__Exercise aim__. Copy out each line of the material in which the word "workers" appears.

************

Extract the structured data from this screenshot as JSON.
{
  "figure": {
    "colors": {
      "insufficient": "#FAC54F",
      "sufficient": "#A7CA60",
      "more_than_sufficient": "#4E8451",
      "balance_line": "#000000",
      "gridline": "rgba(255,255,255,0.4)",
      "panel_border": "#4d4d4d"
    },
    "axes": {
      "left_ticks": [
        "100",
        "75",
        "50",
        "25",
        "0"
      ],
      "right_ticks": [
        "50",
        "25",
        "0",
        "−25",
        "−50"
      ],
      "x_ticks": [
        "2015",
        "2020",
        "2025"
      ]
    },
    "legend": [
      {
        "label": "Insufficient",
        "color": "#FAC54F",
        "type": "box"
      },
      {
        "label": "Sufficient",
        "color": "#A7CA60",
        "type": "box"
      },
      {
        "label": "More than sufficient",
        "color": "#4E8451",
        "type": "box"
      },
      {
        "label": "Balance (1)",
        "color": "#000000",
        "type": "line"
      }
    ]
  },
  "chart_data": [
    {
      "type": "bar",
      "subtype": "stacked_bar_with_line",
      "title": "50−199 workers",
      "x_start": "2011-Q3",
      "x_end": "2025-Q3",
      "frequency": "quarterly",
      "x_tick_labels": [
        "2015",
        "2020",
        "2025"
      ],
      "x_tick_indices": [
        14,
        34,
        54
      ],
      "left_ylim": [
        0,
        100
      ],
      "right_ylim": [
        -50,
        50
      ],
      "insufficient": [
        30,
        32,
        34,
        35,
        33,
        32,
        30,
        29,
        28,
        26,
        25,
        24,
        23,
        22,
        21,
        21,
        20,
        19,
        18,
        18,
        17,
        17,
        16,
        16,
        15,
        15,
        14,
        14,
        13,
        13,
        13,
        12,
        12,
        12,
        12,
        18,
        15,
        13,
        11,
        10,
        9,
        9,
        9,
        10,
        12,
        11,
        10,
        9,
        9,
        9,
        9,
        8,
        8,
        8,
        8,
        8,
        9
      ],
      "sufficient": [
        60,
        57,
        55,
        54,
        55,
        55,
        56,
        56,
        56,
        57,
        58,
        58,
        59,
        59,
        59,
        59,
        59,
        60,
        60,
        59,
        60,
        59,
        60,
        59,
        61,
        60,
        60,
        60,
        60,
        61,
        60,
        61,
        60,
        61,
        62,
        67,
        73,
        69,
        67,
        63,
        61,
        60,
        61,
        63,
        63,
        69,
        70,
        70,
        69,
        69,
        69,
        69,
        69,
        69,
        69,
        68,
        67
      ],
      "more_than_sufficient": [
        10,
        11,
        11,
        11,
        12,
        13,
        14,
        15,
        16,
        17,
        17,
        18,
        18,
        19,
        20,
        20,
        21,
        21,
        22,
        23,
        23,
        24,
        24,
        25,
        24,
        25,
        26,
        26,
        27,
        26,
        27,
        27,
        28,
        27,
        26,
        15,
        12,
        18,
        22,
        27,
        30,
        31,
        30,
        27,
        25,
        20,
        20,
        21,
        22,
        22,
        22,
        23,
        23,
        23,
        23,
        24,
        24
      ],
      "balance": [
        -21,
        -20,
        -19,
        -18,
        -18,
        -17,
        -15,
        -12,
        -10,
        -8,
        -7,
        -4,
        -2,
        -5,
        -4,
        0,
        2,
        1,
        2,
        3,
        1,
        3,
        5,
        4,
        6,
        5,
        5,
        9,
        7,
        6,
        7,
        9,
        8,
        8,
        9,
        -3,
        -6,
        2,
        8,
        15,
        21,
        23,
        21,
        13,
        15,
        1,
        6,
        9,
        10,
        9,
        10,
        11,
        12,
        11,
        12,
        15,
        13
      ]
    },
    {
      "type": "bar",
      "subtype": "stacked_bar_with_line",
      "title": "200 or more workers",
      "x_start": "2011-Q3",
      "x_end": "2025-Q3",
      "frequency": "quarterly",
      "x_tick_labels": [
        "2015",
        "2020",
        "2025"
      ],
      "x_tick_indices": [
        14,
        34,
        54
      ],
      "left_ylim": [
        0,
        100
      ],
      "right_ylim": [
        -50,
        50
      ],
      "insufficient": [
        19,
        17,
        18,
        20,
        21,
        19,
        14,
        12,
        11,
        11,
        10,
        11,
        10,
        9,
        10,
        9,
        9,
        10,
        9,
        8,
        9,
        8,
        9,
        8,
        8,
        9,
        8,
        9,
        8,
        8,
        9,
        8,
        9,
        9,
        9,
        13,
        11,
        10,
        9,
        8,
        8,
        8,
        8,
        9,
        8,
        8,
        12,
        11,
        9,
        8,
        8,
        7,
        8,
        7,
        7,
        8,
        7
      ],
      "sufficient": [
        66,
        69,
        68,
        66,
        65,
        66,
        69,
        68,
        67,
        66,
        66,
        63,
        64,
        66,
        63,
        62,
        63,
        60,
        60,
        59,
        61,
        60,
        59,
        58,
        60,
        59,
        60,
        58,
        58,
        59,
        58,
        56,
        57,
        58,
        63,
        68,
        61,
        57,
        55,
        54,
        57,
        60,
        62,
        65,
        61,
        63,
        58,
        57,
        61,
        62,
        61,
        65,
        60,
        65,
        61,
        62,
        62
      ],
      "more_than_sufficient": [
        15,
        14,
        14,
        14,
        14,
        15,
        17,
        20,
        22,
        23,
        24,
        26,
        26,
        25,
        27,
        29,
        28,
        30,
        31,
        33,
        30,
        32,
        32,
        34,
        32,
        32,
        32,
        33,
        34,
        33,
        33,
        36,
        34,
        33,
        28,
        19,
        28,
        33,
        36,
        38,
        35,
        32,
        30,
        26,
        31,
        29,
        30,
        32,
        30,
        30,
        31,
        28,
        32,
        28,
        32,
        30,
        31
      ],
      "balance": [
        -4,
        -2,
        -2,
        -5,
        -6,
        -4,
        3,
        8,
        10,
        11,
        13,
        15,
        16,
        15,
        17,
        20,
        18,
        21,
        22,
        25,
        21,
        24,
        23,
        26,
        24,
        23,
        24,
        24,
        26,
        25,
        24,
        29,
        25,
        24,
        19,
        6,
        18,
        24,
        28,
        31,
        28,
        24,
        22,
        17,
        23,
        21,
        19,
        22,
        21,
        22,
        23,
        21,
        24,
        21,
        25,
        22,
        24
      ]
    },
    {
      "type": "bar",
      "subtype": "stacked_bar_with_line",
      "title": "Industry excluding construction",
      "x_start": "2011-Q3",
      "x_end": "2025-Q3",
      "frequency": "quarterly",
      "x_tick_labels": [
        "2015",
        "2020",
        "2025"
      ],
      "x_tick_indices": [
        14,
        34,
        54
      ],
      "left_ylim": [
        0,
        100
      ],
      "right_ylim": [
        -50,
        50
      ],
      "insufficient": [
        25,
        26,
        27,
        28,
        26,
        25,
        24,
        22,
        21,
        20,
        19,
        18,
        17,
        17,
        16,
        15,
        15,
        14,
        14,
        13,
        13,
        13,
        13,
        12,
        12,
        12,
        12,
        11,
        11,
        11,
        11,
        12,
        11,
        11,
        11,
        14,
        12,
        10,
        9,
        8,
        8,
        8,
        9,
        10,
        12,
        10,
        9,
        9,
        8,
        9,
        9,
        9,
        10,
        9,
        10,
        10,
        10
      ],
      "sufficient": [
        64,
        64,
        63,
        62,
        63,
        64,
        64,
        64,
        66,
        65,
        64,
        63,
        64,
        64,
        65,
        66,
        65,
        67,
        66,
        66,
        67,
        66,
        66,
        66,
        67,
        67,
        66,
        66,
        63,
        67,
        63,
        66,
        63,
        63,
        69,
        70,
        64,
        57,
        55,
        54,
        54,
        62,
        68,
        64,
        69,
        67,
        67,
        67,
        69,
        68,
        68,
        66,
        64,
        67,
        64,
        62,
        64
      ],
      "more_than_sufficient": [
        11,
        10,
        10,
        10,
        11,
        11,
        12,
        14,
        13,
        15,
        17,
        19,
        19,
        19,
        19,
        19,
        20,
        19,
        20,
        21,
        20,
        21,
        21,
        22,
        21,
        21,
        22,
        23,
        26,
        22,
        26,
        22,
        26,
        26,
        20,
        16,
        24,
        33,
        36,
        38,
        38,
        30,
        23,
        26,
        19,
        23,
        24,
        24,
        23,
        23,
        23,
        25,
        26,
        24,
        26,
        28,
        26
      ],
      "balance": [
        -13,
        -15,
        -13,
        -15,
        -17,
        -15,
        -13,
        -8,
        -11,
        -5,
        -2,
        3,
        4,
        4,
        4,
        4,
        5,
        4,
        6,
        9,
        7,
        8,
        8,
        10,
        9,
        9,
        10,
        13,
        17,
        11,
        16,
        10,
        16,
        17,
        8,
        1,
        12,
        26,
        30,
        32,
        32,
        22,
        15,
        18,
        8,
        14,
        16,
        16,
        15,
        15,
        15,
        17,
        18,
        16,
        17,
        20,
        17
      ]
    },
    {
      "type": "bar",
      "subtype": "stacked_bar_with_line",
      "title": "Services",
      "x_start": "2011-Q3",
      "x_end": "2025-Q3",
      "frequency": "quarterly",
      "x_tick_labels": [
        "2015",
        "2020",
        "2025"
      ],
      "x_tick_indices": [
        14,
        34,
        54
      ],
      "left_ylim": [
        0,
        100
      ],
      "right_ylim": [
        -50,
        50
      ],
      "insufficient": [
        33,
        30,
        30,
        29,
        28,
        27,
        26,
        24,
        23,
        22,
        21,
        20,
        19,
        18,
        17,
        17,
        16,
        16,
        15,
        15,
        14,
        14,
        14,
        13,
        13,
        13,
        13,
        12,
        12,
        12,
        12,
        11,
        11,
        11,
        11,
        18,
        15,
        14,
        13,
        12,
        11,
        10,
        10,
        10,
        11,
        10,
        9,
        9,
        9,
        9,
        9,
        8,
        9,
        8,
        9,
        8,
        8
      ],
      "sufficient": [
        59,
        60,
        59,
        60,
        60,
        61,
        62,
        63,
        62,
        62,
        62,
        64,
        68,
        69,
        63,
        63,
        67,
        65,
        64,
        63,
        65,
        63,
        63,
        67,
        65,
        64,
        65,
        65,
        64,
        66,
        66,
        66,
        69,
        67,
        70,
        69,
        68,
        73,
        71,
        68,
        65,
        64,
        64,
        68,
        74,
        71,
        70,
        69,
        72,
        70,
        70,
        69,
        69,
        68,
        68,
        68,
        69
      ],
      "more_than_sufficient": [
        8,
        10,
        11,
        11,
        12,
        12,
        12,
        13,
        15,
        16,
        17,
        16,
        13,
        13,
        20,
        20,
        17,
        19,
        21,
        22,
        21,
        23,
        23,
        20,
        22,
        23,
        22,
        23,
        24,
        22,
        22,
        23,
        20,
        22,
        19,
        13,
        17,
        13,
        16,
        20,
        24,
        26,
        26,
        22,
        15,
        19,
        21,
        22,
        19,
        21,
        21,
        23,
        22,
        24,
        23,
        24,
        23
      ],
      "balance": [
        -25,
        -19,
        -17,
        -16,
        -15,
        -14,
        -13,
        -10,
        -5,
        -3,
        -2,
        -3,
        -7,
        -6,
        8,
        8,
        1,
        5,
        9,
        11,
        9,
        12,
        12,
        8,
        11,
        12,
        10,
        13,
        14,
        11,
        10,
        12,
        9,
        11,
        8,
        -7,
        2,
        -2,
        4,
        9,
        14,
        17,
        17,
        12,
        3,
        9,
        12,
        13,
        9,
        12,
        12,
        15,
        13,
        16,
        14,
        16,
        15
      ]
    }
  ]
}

************

__Final result__.
      "title": "50−199 workers",
      "title": "200 or more workers",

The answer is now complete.